### The request
Write the records out again exactly, leaving no images in.

── Supplied data

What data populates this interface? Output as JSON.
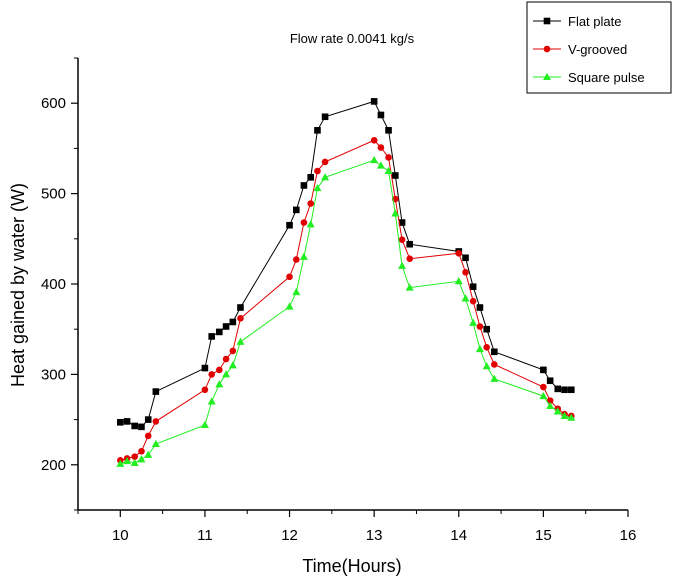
{
  "chart_data": {
    "type": "line",
    "title": "Flow rate 0.0041 kg/s",
    "xlabel": "Time(Hours)",
    "ylabel": "Heat gained by water (W)",
    "xlim": [
      9.5,
      16
    ],
    "ylim": [
      150,
      650
    ],
    "xticks": [
      10,
      11,
      12,
      13,
      14,
      15,
      16
    ],
    "yticks": [
      200,
      300,
      400,
      500,
      600
    ],
    "legend_position": "top-right",
    "series": [
      {
        "name": "Flat plate",
        "color": "#000000",
        "marker": "square",
        "x": [
          10.0,
          10.08,
          10.17,
          10.25,
          10.33,
          10.42,
          11.0,
          11.08,
          11.17,
          11.25,
          11.33,
          11.42,
          12.0,
          12.08,
          12.17,
          12.25,
          12.33,
          12.42,
          13.0,
          13.08,
          13.17,
          13.25,
          13.33,
          13.42,
          14.0,
          14.08,
          14.17,
          14.25,
          14.33,
          14.42,
          15.0,
          15.08,
          15.17,
          15.25,
          15.33
        ],
        "y": [
          247,
          248,
          243,
          242,
          250,
          281,
          307,
          342,
          347,
          353,
          358,
          374,
          465,
          482,
          509,
          518,
          570,
          585,
          602,
          587,
          570,
          520,
          468,
          444,
          436,
          429,
          397,
          374,
          350,
          325,
          305,
          293,
          284,
          283,
          283
        ]
      },
      {
        "name": "V-grooved",
        "color": "#e00000",
        "marker": "circle",
        "x": [
          10.0,
          10.08,
          10.17,
          10.25,
          10.33,
          10.42,
          11.0,
          11.08,
          11.17,
          11.25,
          11.33,
          11.42,
          12.0,
          12.08,
          12.17,
          12.25,
          12.33,
          12.42,
          13.0,
          13.08,
          13.17,
          13.25,
          13.33,
          13.42,
          14.0,
          14.08,
          14.17,
          14.25,
          14.33,
          14.42,
          15.0,
          15.08,
          15.17,
          15.25,
          15.33
        ],
        "y": [
          205,
          207,
          209,
          215,
          232,
          248,
          283,
          300,
          305,
          317,
          326,
          362,
          408,
          427,
          468,
          489,
          525,
          535,
          559,
          551,
          540,
          494,
          449,
          428,
          434,
          413,
          381,
          353,
          330,
          311,
          286,
          271,
          262,
          256,
          254
        ]
      },
      {
        "name": "Square pulse",
        "color": "#22ee22",
        "marker": "triangle",
        "x": [
          10.0,
          10.08,
          10.17,
          10.25,
          10.33,
          10.42,
          11.0,
          11.08,
          11.17,
          11.25,
          11.33,
          11.42,
          12.0,
          12.08,
          12.17,
          12.25,
          12.33,
          12.42,
          13.0,
          13.08,
          13.17,
          13.25,
          13.33,
          13.42,
          14.0,
          14.08,
          14.17,
          14.25,
          14.33,
          14.42,
          15.0,
          15.08,
          15.17,
          15.25,
          15.33
        ],
        "y": [
          201,
          204,
          202,
          206,
          211,
          223,
          244,
          270,
          289,
          300,
          310,
          336,
          375,
          391,
          430,
          466,
          506,
          518,
          537,
          531,
          525,
          478,
          420,
          396,
          403,
          384,
          357,
          328,
          309,
          295,
          276,
          265,
          259,
          254,
          252
        ]
      }
    ]
  }
}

────

### Answer to the task
What data populates this interface? Output as JSON.
{
  "chart_data": {
    "type": "line",
    "title": "Flow rate 0.0041 kg/s",
    "xlabel": "Time(Hours)",
    "ylabel": "Heat gained by water (W)",
    "xlim": [
      9.5,
      16
    ],
    "ylim": [
      150,
      650
    ],
    "xticks": [
      10,
      11,
      12,
      13,
      14,
      15,
      16
    ],
    "yticks": [
      200,
      300,
      400,
      500,
      600
    ],
    "legend_position": "top-right",
    "series": [
      {
        "name": "Flat plate",
        "color": "#000000",
        "marker": "square",
        "x": [
          10.0,
          10.08,
          10.17,
          10.25,
          10.33,
          10.42,
          11.0,
          11.08,
          11.17,
          11.25,
          11.33,
          11.42,
          12.0,
          12.08,
          12.17,
          12.25,
          12.33,
          12.42,
          13.0,
          13.08,
          13.17,
          13.25,
          13.33,
          13.42,
          14.0,
          14.08,
          14.17,
          14.25,
          14.33,
          14.42,
          15.0,
          15.08,
          15.17,
          15.25,
          15.33
        ],
        "y": [
          247,
          248,
          243,
          242,
          250,
          281,
          307,
          342,
          347,
          353,
          358,
          374,
          465,
          482,
          509,
          518,
          570,
          585,
          602,
          587,
          570,
          520,
          468,
          444,
          436,
          429,
          397,
          374,
          350,
          325,
          305,
          293,
          284,
          283,
          283
        ]
      },
      {
        "name": "V-grooved",
        "color": "#e00000",
        "marker": "circle",
        "x": [
          10.0,
          10.08,
          10.17,
          10.25,
          10.33,
          10.42,
          11.0,
          11.08,
          11.17,
          11.25,
          11.33,
          11.42,
          12.0,
          12.08,
          12.17,
          12.25,
          12.33,
          12.42,
          13.0,
          13.08,
          13.17,
          13.25,
          13.33,
          13.42,
          14.0,
          14.08,
          14.17,
          14.25,
          14.33,
          14.42,
          15.0,
          15.08,
          15.17,
          15.25,
          15.33
        ],
        "y": [
          205,
          207,
          209,
          215,
          232,
          248,
          283,
          300,
          305,
          317,
          326,
          362,
          408,
          427,
          468,
          489,
          525,
          535,
          559,
          551,
          540,
          494,
          449,
          428,
          434,
          413,
          381,
          353,
          330,
          311,
          286,
          271,
          262,
          256,
          254
        ]
      },
      {
        "name": "Square pulse",
        "color": "#22ee22",
        "marker": "triangle",
        "x": [
          10.0,
          10.08,
          10.17,
          10.25,
          10.33,
          10.42,
          11.0,
          11.08,
          11.17,
          11.25,
          11.33,
          11.42,
          12.0,
          12.08,
          12.17,
          12.25,
          12.33,
          12.42,
          13.0,
          13.08,
          13.17,
          13.25,
          13.33,
          13.42,
          14.0,
          14.08,
          14.17,
          14.25,
          14.33,
          14.42,
          15.0,
          15.08,
          15.17,
          15.25,
          15.33
        ],
        "y": [
          201,
          204,
          202,
          206,
          211,
          223,
          244,
          270,
          289,
          300,
          310,
          336,
          375,
          391,
          430,
          466,
          506,
          518,
          537,
          531,
          525,
          478,
          420,
          396,
          403,
          384,
          357,
          328,
          309,
          295,
          276,
          265,
          259,
          254,
          252
        ]
      }
    ]
  }
}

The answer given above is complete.